TASK
Return every entry exactly.

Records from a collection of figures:
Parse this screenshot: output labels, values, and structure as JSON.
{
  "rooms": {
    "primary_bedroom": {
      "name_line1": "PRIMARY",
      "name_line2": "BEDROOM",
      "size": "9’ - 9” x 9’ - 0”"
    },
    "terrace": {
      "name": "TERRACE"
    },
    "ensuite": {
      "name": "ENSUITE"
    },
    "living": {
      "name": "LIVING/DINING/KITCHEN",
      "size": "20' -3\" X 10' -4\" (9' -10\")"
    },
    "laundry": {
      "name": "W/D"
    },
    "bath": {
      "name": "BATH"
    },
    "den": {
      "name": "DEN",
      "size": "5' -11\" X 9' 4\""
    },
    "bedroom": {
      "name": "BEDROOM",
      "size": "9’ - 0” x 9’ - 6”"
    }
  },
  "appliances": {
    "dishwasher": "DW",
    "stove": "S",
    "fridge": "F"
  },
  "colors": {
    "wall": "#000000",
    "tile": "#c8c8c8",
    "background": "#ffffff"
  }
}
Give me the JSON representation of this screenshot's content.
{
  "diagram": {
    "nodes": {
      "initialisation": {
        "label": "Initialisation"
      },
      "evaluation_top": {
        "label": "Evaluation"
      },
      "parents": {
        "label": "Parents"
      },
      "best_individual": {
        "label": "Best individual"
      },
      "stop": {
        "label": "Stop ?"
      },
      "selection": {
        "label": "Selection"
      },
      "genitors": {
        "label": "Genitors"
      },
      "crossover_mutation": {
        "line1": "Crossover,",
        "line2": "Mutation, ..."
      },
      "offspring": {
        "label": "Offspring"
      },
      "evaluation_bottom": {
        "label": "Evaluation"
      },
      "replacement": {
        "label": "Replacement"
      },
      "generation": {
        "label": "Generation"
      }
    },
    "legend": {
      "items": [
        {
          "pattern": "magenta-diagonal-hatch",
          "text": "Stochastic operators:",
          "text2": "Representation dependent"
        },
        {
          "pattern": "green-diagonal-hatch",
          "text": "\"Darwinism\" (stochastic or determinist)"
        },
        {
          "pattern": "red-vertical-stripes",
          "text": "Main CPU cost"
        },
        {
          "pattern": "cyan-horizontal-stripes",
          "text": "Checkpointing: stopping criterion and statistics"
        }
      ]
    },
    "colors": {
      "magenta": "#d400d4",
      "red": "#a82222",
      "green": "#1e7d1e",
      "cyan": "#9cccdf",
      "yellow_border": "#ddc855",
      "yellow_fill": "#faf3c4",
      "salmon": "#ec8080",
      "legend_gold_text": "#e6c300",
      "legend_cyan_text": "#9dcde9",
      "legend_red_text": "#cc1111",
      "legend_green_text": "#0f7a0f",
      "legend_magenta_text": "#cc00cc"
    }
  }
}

RESPONSE TO THE EXERCISE
Parse this screenshot: output labels, values, and structure as JSON.
{
  "rooms": {
    "primary_bedroom": {
      "name_line1": "PRIMARY",
      "name_line2": "BEDROOM",
      "size": "9’ - 9” x 9’ - 0”"
    },
    "terrace": {
      "name": "TERRACE"
    },
    "ensuite": {
      "name": "ENSUITE"
    },
    "living": {
      "name": "LIVING/DINING/KITCHEN",
      "size": "20' -3\" X 10' -4\" (9' -10\")"
    },
    "laundry": {
      "name": "W/D"
    },
    "bath": {
      "name": "BATH"
    },
    "den": {
      "name": "DEN",
      "size": "5' -11\" X 9' 4\""
    },
    "bedroom": {
      "name": "BEDROOM",
      "size": "9’ - 0” x 9’ - 6”"
    }
  },
  "appliances": {
    "dishwasher": "DW",
    "stove": "S",
    "fridge": "F"
  },
  "colors": {
    "wall": "#000000",
    "tile": "#c8c8c8",
    "background": "#ffffff"
  }
}
Give me the JSON representation of this screenshot's content.
{
  "diagram": {
    "nodes": {
      "initialisation": {
        "label": "Initialisation"
      },
      "evaluation_top": {
        "label": "Evaluation"
      },
      "parents": {
        "label": "Parents"
      },
      "best_individual": {
        "label": "Best individual"
      },
      "stop": {
        "label": "Stop ?"
      },
      "selection": {
        "label": "Selection"
      },
      "genitors": {
        "label": "Genitors"
      },
      "crossover_mutation": {
        "line1": "Crossover,",
        "line2": "Mutation, ..."
      },
      "offspring": {
        "label": "Offspring"
      },
      "evaluation_bottom": {
        "label": "Evaluation"
      },
      "replacement": {
        "label": "Replacement"
      },
      "generation": {
        "label": "Generation"
      }
    },
    "legend": {
      "items": [
        {
          "pattern": "magenta-diagonal-hatch",
          "text": "Stochastic operators:",
          "text2": "Representation dependent"
        },
        {
          "pattern": "green-diagonal-hatch",
          "text": "\"Darwinism\" (stochastic or determinist)"
        },
        {
          "pattern": "red-vertical-stripes",
          "text": "Main CPU cost"
        },
        {
          "pattern": "cyan-horizontal-stripes",
          "text": "Checkpointing: stopping criterion and statistics"
        }
      ]
    },
    "colors": {
      "magenta": "#d400d4",
      "red": "#a82222",
      "green": "#1e7d1e",
      "cyan": "#9cccdf",
      "yellow_border": "#ddc855",
      "yellow_fill": "#faf3c4",
      "salmon": "#ec8080",
      "legend_gold_text": "#e6c300",
      "legend_cyan_text": "#9dcde9",
      "legend_red_text": "#cc1111",
      "legend_green_text": "#0f7a0f",
      "legend_magenta_text": "#cc00cc"
    }
  }
}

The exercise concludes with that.